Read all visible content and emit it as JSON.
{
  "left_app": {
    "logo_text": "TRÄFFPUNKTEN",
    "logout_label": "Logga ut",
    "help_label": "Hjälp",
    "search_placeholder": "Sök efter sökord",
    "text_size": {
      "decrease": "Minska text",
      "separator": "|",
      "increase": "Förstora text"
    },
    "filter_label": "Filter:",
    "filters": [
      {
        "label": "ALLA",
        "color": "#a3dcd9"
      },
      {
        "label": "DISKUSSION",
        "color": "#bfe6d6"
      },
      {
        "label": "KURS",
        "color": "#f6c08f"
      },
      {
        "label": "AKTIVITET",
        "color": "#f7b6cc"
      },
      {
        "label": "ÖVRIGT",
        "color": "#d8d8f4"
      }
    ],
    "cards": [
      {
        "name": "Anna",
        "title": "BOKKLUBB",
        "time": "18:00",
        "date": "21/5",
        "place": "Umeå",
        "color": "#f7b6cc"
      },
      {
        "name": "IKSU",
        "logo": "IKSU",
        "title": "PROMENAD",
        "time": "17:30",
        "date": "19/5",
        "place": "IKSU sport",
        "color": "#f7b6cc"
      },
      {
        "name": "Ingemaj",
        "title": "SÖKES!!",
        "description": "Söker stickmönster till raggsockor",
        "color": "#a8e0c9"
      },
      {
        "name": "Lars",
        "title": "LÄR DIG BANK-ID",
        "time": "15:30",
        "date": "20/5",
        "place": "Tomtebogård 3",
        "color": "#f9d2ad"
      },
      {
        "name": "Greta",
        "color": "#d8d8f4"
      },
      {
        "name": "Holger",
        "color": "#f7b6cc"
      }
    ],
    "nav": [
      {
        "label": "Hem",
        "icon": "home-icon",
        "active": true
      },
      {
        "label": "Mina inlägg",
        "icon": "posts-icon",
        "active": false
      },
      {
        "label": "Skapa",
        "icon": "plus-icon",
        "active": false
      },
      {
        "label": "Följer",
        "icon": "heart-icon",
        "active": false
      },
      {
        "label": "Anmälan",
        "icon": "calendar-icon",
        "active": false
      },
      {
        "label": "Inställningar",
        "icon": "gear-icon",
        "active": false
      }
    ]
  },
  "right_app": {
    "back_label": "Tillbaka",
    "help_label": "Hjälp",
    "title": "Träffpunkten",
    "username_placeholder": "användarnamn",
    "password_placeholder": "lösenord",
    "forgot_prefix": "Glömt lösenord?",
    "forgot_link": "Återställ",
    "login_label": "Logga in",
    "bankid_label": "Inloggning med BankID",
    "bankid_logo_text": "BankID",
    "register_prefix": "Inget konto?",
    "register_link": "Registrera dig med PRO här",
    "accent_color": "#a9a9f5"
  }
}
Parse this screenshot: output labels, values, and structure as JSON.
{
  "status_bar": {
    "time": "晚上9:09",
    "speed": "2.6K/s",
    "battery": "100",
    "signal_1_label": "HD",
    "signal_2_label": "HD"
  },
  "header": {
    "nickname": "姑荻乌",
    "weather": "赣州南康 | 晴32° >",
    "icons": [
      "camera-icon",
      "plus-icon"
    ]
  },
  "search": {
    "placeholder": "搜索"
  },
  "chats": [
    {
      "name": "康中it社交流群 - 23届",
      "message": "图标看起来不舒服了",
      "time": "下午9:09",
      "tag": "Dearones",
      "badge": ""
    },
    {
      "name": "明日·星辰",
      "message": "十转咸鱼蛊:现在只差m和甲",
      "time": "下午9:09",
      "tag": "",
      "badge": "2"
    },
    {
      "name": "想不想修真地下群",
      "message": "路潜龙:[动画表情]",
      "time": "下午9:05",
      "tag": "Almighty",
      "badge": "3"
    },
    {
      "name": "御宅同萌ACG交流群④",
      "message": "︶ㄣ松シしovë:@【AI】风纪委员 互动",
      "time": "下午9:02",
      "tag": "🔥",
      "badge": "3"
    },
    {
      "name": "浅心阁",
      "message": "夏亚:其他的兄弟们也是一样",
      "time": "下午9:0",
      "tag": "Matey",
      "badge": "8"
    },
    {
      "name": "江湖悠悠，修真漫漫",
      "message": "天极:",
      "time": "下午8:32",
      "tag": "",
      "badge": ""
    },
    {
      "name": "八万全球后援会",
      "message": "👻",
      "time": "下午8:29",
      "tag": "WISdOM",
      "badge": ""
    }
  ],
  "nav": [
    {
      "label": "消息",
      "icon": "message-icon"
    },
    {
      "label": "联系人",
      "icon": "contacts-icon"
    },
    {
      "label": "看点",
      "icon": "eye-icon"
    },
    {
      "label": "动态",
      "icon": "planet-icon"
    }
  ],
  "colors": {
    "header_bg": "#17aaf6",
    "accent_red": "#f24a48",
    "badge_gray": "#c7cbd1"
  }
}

#####

The records above should be restated word for word, please.

Read all visible content and emit it as JSON.
{
  "left_app": {
    "logo_text": "TRÄFFPUNKTEN",
    "logout_label": "Logga ut",
    "help_label": "Hjälp",
    "search_placeholder": "Sök efter sökord",
    "text_size": {
      "decrease": "Minska text",
      "separator": "|",
      "increase": "Förstora text"
    },
    "filter_label": "Filter:",
    "filters": [
      {
        "label": "ALLA",
        "color": "#a3dcd9"
      },
      {
        "label": "DISKUSSION",
        "color": "#bfe6d6"
      },
      {
        "label": "KURS",
        "color": "#f6c08f"
      },
      {
        "label": "AKTIVITET",
        "color": "#f7b6cc"
      },
      {
        "label": "ÖVRIGT",
        "color": "#d8d8f4"
      }
    ],
    "cards": [
      {
        "name": "Anna",
        "title": "BOKKLUBB",
        "time": "18:00",
        "date": "21/5",
        "place": "Umeå",
        "color": "#f7b6cc"
      },
      {
        "name": "IKSU",
        "logo": "IKSU",
        "title": "PROMENAD",
        "time": "17:30",
        "date": "19/5",
        "place": "IKSU sport",
        "color": "#f7b6cc"
      },
      {
        "name": "Ingemaj",
        "title": "SÖKES!!",
        "description": "Söker stickmönster till raggsockor",
        "color": "#a8e0c9"
      },
      {
        "name": "Lars",
        "title": "LÄR DIG BANK-ID",
        "time": "15:30",
        "date": "20/5",
        "place": "Tomtebogård 3",
        "color": "#f9d2ad"
      },
      {
        "name": "Greta",
        "color": "#d8d8f4"
      },
      {
        "name": "Holger",
        "color": "#f7b6cc"
      }
    ],
    "nav": [
      {
        "label": "Hem",
        "icon": "home-icon",
        "active": true
      },
      {
        "label": "Mina inlägg",
        "icon": "posts-icon",
        "active": false
      },
      {
        "label": "Skapa",
        "icon": "plus-icon",
        "active": false
      },
      {
        "label": "Följer",
        "icon": "heart-icon",
        "active": false
      },
      {
        "label": "Anmälan",
        "icon": "calendar-icon",
        "active": false
      },
      {
        "label": "Inställningar",
        "icon": "gear-icon",
        "active": false
      }
    ]
  },
  "right_app": {
    "back_label": "Tillbaka",
    "help_label": "Hjälp",
    "title": "Träffpunkten",
    "username_placeholder": "användarnamn",
    "password_placeholder": "lösenord",
    "forgot_prefix": "Glömt lösenord?",
    "forgot_link": "Återställ",
    "login_label": "Logga in",
    "bankid_label": "Inloggning med BankID",
    "bankid_logo_text": "BankID",
    "register_prefix": "Inget konto?",
    "register_link": "Registrera dig med PRO här",
    "accent_color": "#a9a9f5"
  }
}
Parse this screenshot: output labels, values, and structure as JSON.
{
  "status_bar": {
    "time": "晚上9:09",
    "speed": "2.6K/s",
    "battery": "100",
    "signal_1_label": "HD",
    "signal_2_label": "HD"
  },
  "header": {
    "nickname": "姑荻乌",
    "weather": "赣州南康 | 晴32° >",
    "icons": [
      "camera-icon",
      "plus-icon"
    ]
  },
  "search": {
    "placeholder": "搜索"
  },
  "chats": [
    {
      "name": "康中it社交流群 - 23届",
      "message": "图标看起来不舒服了",
      "time": "下午9:09",
      "tag": "Dearones",
      "badge": ""
    },
    {
      "name": "明日·星辰",
      "message": "十转咸鱼蛊:现在只差m和甲",
      "time": "下午9:09",
      "tag": "",
      "badge": "2"
    },
    {
      "name": "想不想修真地下群",
      "message": "路潜龙:[动画表情]",
      "time": "下午9:05",
      "tag": "Almighty",
      "badge": "3"
    },
    {
      "name": "御宅同萌ACG交流群④",
      "message": "︶ㄣ松シしovë:@【AI】风纪委员 互动",
      "time": "下午9:02",
      "tag": "🔥",
      "badge": "3"
    },
    {
      "name": "浅心阁",
      "message": "夏亚:其他的兄弟们也是一样",
      "time": "下午9:0",
      "tag": "Matey",
      "badge": "8"
    },
    {
      "name": "江湖悠悠，修真漫漫",
      "message": "天极:",
      "time": "下午8:32",
      "tag": "",
      "badge": ""
    },
    {
      "name": "八万全球后援会",
      "message": "👻",
      "time": "下午8:29",
      "tag": "WISdOM",
      "badge": ""
    }
  ],
  "nav": [
    {
      "label": "消息",
      "icon": "message-icon"
    },
    {
      "label": "联系人",
      "icon": "contacts-icon"
    },
    {
      "label": "看点",
      "icon": "eye-icon"
    },
    {
      "label": "动态",
      "icon": "planet-icon"
    }
  ],
  "colors": {
    "header_bg": "#17aaf6",
    "accent_red": "#f24a48",
    "badge_gray": "#c7cbd1"
  }
}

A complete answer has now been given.